%%

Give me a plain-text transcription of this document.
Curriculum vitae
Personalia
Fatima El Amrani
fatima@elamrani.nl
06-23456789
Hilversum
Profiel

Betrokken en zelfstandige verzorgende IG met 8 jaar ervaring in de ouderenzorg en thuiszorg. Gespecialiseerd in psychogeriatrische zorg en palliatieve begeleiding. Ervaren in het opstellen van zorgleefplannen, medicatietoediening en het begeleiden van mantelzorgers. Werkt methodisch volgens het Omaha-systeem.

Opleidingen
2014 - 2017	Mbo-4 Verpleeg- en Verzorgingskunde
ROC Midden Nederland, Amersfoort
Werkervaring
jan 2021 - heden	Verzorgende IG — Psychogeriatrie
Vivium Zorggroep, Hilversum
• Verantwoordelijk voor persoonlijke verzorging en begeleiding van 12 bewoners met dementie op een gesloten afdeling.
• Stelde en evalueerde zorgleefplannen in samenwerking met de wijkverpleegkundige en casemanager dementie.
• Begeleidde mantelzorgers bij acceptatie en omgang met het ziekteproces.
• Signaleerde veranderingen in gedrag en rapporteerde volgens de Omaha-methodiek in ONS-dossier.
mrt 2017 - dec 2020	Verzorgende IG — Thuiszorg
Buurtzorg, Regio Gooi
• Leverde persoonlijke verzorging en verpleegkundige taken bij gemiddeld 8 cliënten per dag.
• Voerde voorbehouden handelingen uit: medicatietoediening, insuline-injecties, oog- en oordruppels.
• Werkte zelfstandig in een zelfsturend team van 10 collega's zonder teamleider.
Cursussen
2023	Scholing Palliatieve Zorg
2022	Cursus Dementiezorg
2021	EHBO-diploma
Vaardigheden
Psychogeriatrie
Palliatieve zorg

%%
%%

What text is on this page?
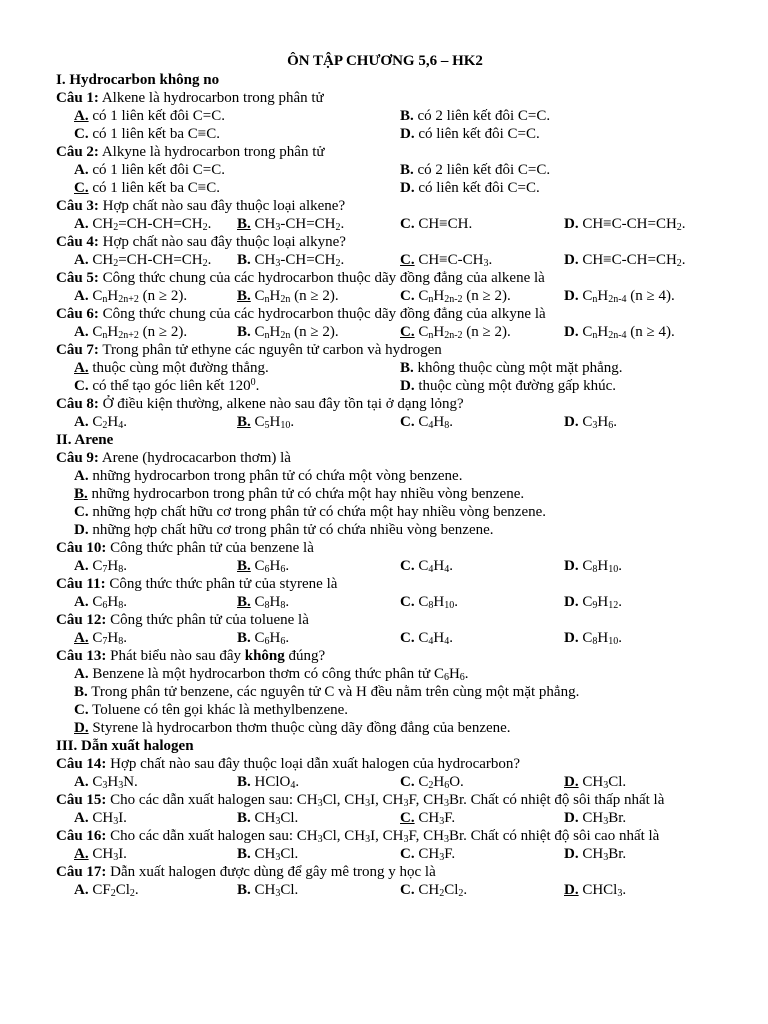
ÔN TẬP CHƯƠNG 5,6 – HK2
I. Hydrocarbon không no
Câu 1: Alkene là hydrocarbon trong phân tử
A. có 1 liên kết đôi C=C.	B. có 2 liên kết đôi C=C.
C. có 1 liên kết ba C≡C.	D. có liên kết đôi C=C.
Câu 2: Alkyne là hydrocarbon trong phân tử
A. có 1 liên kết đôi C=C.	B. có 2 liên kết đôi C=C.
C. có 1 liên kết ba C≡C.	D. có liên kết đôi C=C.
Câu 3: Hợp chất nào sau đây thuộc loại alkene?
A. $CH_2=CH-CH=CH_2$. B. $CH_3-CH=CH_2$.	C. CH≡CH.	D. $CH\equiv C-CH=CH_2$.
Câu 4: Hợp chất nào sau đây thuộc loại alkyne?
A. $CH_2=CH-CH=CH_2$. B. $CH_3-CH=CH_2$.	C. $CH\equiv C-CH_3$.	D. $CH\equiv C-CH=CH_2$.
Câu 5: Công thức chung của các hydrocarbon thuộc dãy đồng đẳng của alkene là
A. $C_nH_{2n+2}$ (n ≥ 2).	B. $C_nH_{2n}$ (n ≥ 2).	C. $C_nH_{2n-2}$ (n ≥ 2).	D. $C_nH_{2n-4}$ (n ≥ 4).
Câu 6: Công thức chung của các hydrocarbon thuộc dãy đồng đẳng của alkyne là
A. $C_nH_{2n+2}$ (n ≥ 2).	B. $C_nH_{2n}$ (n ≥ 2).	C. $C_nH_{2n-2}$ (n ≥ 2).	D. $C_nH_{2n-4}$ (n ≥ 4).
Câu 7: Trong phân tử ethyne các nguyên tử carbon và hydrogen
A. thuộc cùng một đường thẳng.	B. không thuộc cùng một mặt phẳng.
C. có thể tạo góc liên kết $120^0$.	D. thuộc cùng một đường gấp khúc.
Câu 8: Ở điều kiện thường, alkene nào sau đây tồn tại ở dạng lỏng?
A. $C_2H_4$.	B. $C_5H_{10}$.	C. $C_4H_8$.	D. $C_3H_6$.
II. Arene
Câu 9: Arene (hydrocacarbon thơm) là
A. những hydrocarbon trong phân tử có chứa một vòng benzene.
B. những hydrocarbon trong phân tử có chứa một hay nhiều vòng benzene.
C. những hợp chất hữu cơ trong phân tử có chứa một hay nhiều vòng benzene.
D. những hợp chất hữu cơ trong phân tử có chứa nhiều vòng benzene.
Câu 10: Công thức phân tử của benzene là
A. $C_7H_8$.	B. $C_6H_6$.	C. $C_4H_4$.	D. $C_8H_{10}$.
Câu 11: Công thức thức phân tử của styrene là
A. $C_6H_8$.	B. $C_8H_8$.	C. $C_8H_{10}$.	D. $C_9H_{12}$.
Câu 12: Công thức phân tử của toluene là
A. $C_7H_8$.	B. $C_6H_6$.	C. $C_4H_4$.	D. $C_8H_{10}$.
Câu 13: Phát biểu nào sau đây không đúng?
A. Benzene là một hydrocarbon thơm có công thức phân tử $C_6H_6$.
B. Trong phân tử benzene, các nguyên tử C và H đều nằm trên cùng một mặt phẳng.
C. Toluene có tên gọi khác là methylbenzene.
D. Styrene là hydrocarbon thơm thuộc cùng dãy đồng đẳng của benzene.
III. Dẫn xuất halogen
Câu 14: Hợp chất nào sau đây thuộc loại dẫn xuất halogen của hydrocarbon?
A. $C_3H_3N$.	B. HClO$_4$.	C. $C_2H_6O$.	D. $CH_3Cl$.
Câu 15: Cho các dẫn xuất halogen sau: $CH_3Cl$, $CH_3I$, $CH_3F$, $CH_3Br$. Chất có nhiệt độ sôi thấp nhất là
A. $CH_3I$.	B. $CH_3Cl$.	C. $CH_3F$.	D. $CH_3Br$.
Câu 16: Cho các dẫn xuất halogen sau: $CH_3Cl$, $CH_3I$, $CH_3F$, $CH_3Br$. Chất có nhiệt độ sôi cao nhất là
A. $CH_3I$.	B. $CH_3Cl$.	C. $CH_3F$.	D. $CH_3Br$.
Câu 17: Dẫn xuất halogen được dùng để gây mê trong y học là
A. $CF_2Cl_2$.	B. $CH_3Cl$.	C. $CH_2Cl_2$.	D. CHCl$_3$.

%%

### WHAT IS EXPECTED
Gather, from the listing above, every line carrying the word "thức".

### THE RESPONSE
Câu 5: Công thức chung của các hydrocarbon thuộc dãy đồng đẳng của alkene là
Câu 6: Công thức chung của các hydrocarbon thuộc dãy đồng đẳng của alkyne là
Câu 10: Công thức phân tử của benzene là
Câu 11: Công thức thức phân tử của styrene là
Câu 12: Công thức phân tử của toluene là
A. Benzene là một hydrocarbon thơm có công thức phân tử $C_6H_6$.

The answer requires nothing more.